#### [TASK BRIEF]
Tally all lines containing the word "Configuration". Give the number alone.

╭──

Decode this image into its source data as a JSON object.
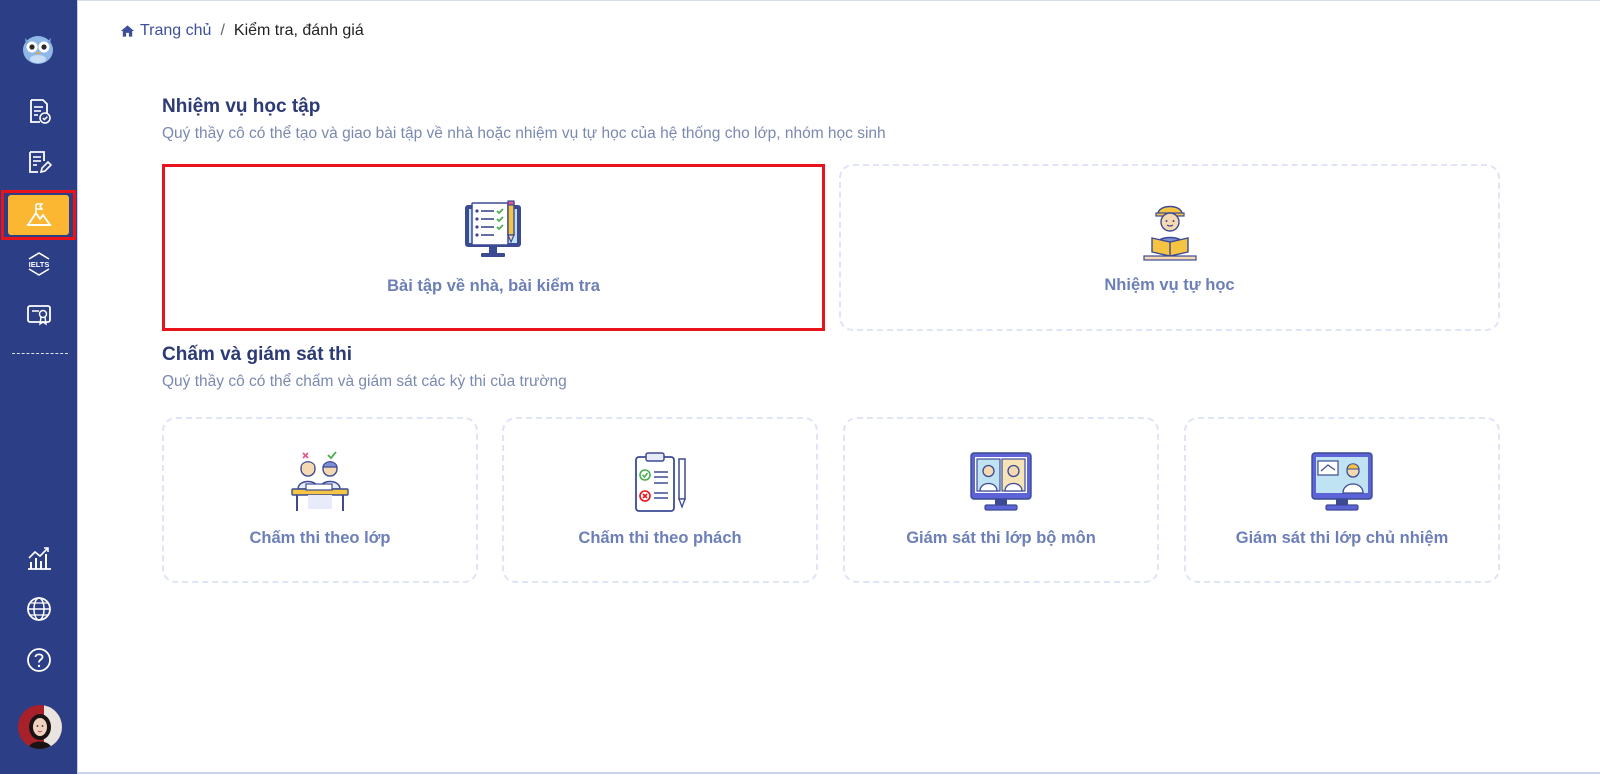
{
  "breadcrumb": {
    "home": "Trang chủ",
    "separator": "/",
    "current": "Kiểm tra, đánh giá"
  },
  "sections": {
    "tasks": {
      "title": "Nhiệm vụ học tập",
      "description": "Quý thầy cô có thể tạo và giao bài tập về nhà hoặc nhiệm vụ tự học của hệ thống cho lớp, nhóm học sinh",
      "cards": [
        {
          "label": "Bài tập về nhà, bài kiểm tra",
          "icon": "checklist-monitor-icon"
        },
        {
          "label": "Nhiệm vụ tự học",
          "icon": "student-reading-icon"
        }
      ]
    },
    "grading": {
      "title": "Chấm và giám sát thi",
      "description": "Quý thầy cô có thể chấm và giám sát các kỳ thi của trường",
      "cards": [
        {
          "label": "Chấm thi theo lớp",
          "icon": "students-desk-icon"
        },
        {
          "label": "Chấm thi theo phách",
          "icon": "clipboard-checklist-icon"
        },
        {
          "label": "Giám sát thi lớp bộ môn",
          "icon": "monitor-proctor-icon"
        },
        {
          "label": "Giám sát thi lớp chủ nhiệm",
          "icon": "monitor-homeroom-icon"
        }
      ]
    }
  },
  "sidebar": {
    "items": [
      {
        "name": "owl-logo",
        "icon": "owl-icon"
      },
      {
        "name": "exam-list",
        "icon": "document-check-icon"
      },
      {
        "name": "assignments",
        "icon": "document-edit-icon"
      },
      {
        "name": "assessment",
        "icon": "mountain-flag-icon",
        "active": true
      },
      {
        "name": "ielts",
        "icon": "ielts-icon",
        "text": "IELTS"
      },
      {
        "name": "certificates",
        "icon": "certificate-icon"
      },
      {
        "name": "statistics",
        "icon": "chart-icon"
      },
      {
        "name": "language",
        "icon": "globe-icon"
      },
      {
        "name": "help",
        "icon": "help-icon"
      },
      {
        "name": "user",
        "icon": "avatar"
      }
    ]
  },
  "colors": {
    "sidebar": "#2c3e86",
    "active": "#fbb731",
    "highlight": "#e8131b",
    "title": "#2c3a75",
    "muted": "#7a89b0",
    "cardLabel": "#6c7fb8"
  }
}
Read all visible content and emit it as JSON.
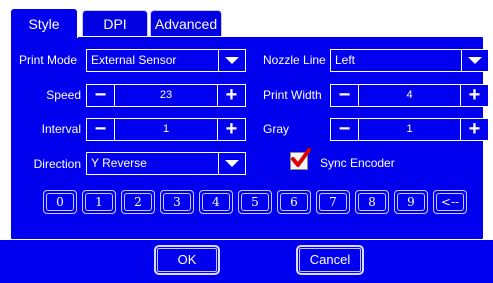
{
  "tabs": [
    {
      "label": "Style"
    },
    {
      "label": "DPI"
    },
    {
      "label": "Advanced"
    }
  ],
  "fields": {
    "print_mode": {
      "label": "Print Mode",
      "value": "External Sensor"
    },
    "nozzle_line": {
      "label": "Nozzle Line",
      "value": "Left"
    },
    "speed": {
      "label": "Speed",
      "value": "23"
    },
    "print_width": {
      "label": "Print Width",
      "value": "4"
    },
    "interval": {
      "label": "Interval",
      "value": "1"
    },
    "gray": {
      "label": "Gray",
      "value": "1"
    },
    "direction": {
      "label": "Direction",
      "value": "Y Reverse"
    },
    "sync_encoder": {
      "label": "Sync Encoder",
      "checked": true
    }
  },
  "stepper": {
    "minus": "−",
    "plus": "+"
  },
  "keypad": [
    "0",
    "1",
    "2",
    "3",
    "4",
    "5",
    "6",
    "7",
    "8",
    "9",
    "<--"
  ],
  "buttons": {
    "ok": "OK",
    "cancel": "Cancel"
  },
  "colors": {
    "background": "#0000ee",
    "foreground": "#ffffff",
    "checkmark": "#e00000"
  }
}
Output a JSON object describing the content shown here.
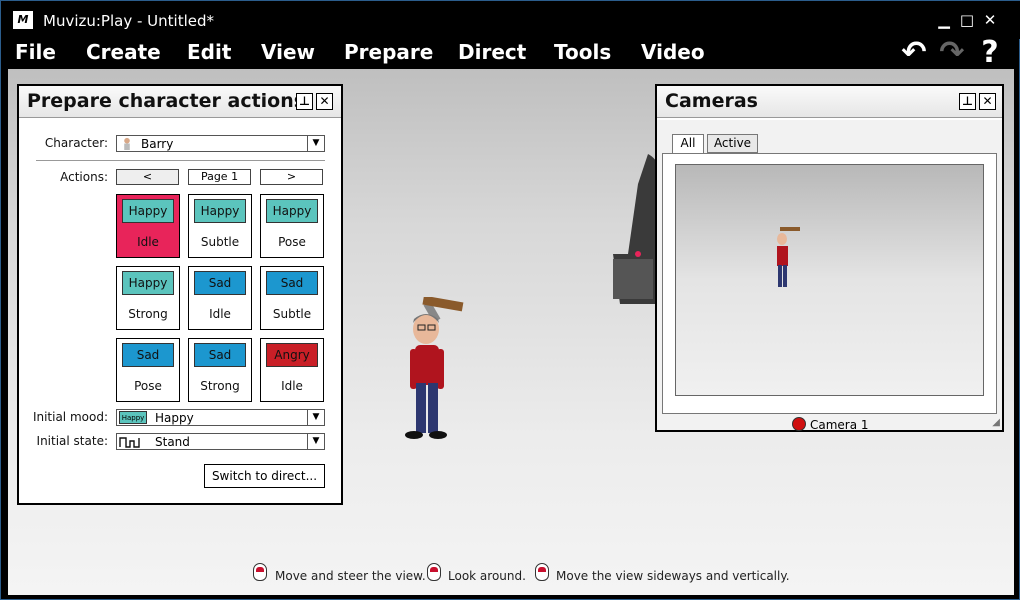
{
  "window": {
    "title": "Muvizu:Play - Untitled*",
    "app_icon": "M",
    "controls": {
      "minimize": "▁",
      "maximize": "□",
      "close": "✕"
    }
  },
  "menu": [
    "File",
    "Create",
    "Edit",
    "View",
    "Prepare",
    "Direct",
    "Tools",
    "Video"
  ],
  "toolbar": {
    "undo": "↶",
    "redo": "↷",
    "help": "?"
  },
  "prepare_panel": {
    "title": "Prepare character actions",
    "character_label": "Character:",
    "character_value": "Barry",
    "actions_label": "Actions:",
    "prev_label": "<",
    "page_label": "Page 1",
    "next_label": ">",
    "actions": [
      {
        "mood": "Happy",
        "name": "Idle",
        "color": "happy",
        "selected": true
      },
      {
        "mood": "Happy",
        "name": "Subtle",
        "color": "happy",
        "selected": false
      },
      {
        "mood": "Happy",
        "name": "Pose",
        "color": "happy",
        "selected": false
      },
      {
        "mood": "Happy",
        "name": "Strong",
        "color": "happy",
        "selected": false
      },
      {
        "mood": "Sad",
        "name": "Idle",
        "color": "sad",
        "selected": false
      },
      {
        "mood": "Sad",
        "name": "Subtle",
        "color": "sad",
        "selected": false
      },
      {
        "mood": "Sad",
        "name": "Pose",
        "color": "sad",
        "selected": false
      },
      {
        "mood": "Sad",
        "name": "Strong",
        "color": "sad",
        "selected": false
      },
      {
        "mood": "Angry",
        "name": "Idle",
        "color": "angry",
        "selected": false
      }
    ],
    "initial_mood_label": "Initial mood:",
    "initial_mood_badge": "Happy",
    "initial_mood_value": "Happy",
    "initial_state_label": "Initial state:",
    "initial_state_value": "Stand",
    "switch_button": "Switch to direct..."
  },
  "cameras_panel": {
    "title": "Cameras",
    "tabs": [
      "All",
      "Active"
    ],
    "active_tab": "All",
    "camera_name": "Camera 1"
  },
  "hints": [
    "Move and steer the view.",
    "Look around.",
    "Move the view sideways and vertically."
  ],
  "colors": {
    "selected": "#e8245a",
    "happy": "#5bc4bd",
    "sad": "#1c97cf",
    "angry": "#c91f27",
    "camera_dot": "#d01010"
  }
}
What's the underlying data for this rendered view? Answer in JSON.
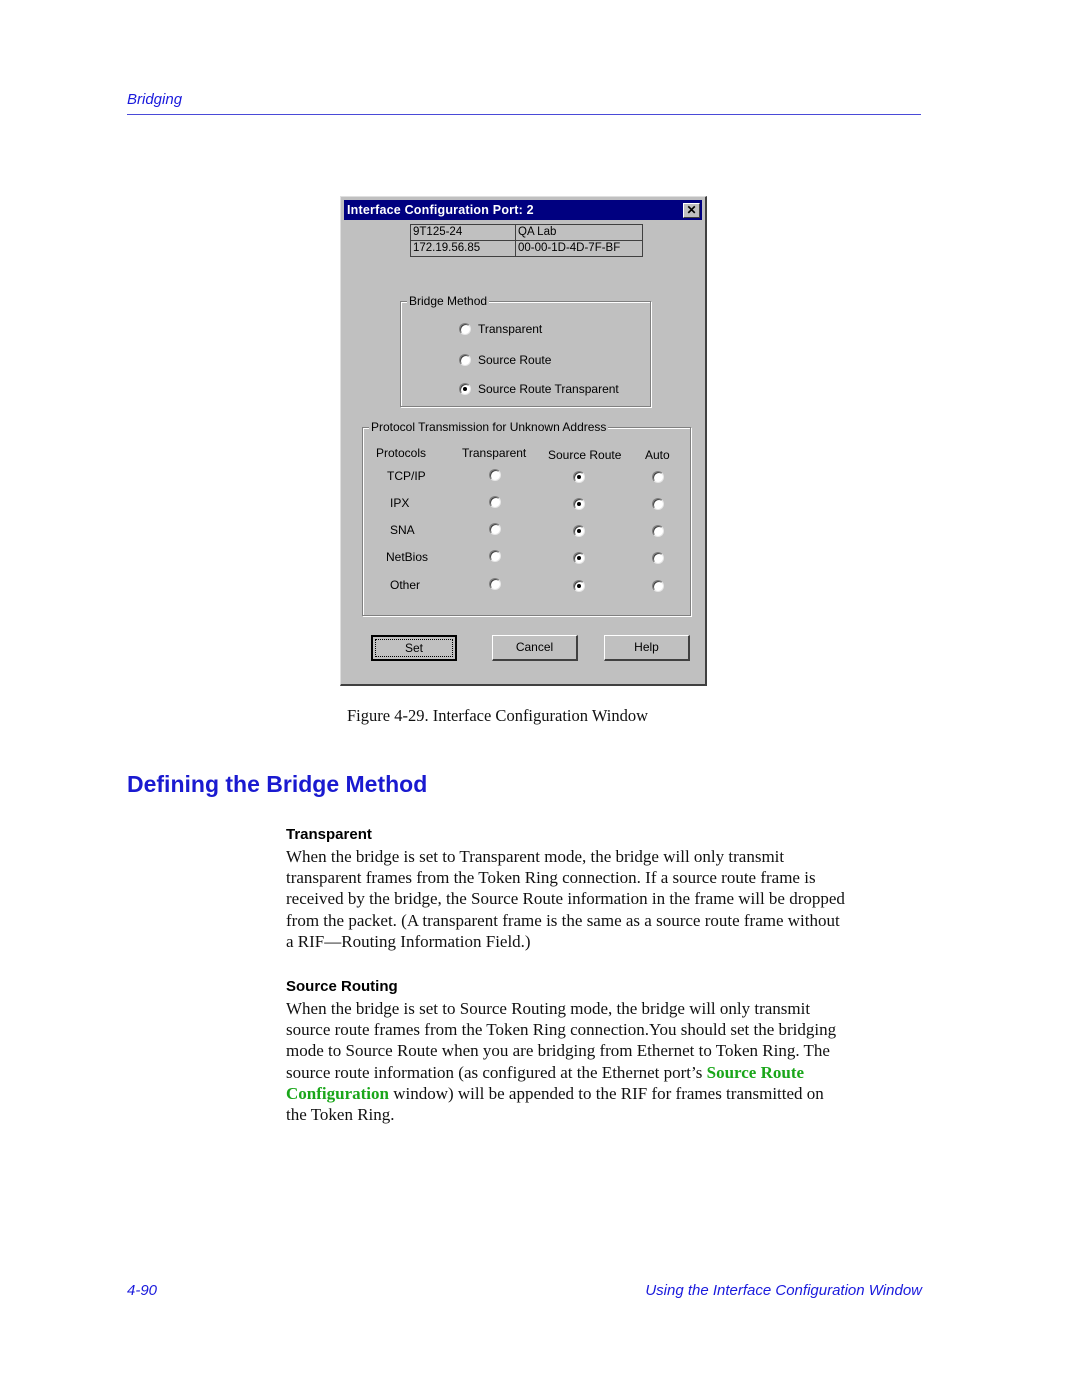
{
  "running_head": "Bridging",
  "dialog": {
    "title": "Interface Configuration Port: 2",
    "close_glyph": "✕",
    "info": {
      "rows": [
        [
          "9T125-24",
          "QA Lab"
        ],
        [
          "172.19.56.85",
          "00-00-1D-4D-7F-BF"
        ]
      ]
    },
    "bridge_method": {
      "label": "Bridge Method",
      "options": [
        {
          "label": "Transparent",
          "checked": false
        },
        {
          "label": "Source Route",
          "checked": false
        },
        {
          "label": "Source Route Transparent",
          "checked": true
        }
      ]
    },
    "protocol_transmission": {
      "label": "Protocol Transmission for Unknown Address",
      "columns": [
        "Protocols",
        "Transparent",
        "Source Route",
        "Auto"
      ],
      "rows": [
        {
          "protocol": "TCP/IP",
          "selected": "Source Route"
        },
        {
          "protocol": "IPX",
          "selected": "Source Route"
        },
        {
          "protocol": "SNA",
          "selected": "Source Route"
        },
        {
          "protocol": "NetBios",
          "selected": "Source Route"
        },
        {
          "protocol": "Other",
          "selected": "Source Route"
        }
      ]
    },
    "buttons": {
      "set": "Set",
      "cancel": "Cancel",
      "help": "Help"
    }
  },
  "caption": "Figure 4-29.  Interface Configuration Window",
  "section_title": "Defining the Bridge Method",
  "transparent": {
    "heading": "Transparent",
    "lines": [
      "When the bridge is set to Transparent mode, the bridge will only transmit",
      "transparent frames from the Token Ring connection. If a source route frame is",
      "received by the bridge, the Source Route information in the frame will be dropped",
      "from the packet. (A transparent frame is the same as a source route frame without",
      "a RIF—Routing Information Field.)"
    ]
  },
  "source_routing": {
    "heading": "Source Routing",
    "line1": "When the bridge is set to Source Routing mode, the bridge will only transmit",
    "line2": "source route frames from the Token Ring connection.You should set the bridging",
    "line3": "mode to Source Route when you are bridging from Ethernet to Token Ring. The",
    "line4_pre": "source route information (as configured at the Ethernet port’s ",
    "link_part1": "Source Route",
    "link_part2": "Configuration",
    "line5_post": " window) will be appended to the RIF for frames transmitted on",
    "line6": "the Token Ring."
  },
  "footer": {
    "page_number": "4-90",
    "chapter_title": "Using the Interface Configuration Window"
  },
  "colors": {
    "heading_blue": "#1a1ad0",
    "titlebar": "#000080",
    "dialog_face": "#c0c0c0",
    "xref_green": "#1aa61a"
  }
}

╰──

#### [COMPLETED EXERCISE]
4